* **Task**
Of all the lines in the material below, how many include the string "vênia"? Give the number only.
━━ Information given ━━
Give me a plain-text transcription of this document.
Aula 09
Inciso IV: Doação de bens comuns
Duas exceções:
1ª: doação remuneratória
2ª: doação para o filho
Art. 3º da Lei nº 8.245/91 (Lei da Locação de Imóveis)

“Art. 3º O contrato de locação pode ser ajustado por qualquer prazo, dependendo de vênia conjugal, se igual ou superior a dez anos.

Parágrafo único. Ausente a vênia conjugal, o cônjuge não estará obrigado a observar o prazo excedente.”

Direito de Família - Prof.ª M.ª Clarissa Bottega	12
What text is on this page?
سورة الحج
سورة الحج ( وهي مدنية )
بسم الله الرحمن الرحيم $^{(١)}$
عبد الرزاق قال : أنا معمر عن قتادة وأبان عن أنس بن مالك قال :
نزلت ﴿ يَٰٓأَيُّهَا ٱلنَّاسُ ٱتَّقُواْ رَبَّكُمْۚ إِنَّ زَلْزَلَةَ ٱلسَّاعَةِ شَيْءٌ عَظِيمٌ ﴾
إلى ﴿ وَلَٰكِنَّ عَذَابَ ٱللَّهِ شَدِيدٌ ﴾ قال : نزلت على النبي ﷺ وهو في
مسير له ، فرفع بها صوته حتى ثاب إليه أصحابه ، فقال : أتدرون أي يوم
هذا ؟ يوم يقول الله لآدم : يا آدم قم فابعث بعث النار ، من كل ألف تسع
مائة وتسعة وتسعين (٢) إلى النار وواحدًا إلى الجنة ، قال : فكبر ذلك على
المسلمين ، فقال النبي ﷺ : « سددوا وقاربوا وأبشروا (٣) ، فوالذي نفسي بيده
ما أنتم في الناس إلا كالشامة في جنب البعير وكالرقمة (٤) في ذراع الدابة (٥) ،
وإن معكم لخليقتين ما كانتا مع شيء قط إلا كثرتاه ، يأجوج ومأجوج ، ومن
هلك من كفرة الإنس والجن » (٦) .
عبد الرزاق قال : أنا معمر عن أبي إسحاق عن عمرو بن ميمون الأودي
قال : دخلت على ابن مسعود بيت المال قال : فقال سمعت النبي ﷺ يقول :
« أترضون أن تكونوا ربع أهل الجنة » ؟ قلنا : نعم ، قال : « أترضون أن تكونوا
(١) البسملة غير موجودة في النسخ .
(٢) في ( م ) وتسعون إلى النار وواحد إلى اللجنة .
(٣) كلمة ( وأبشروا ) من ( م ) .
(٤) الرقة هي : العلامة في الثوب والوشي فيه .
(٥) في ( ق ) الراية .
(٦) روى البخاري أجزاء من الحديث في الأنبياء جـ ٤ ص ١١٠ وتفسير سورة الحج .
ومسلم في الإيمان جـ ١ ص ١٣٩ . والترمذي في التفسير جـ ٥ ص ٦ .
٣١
━━━
* **The result**
2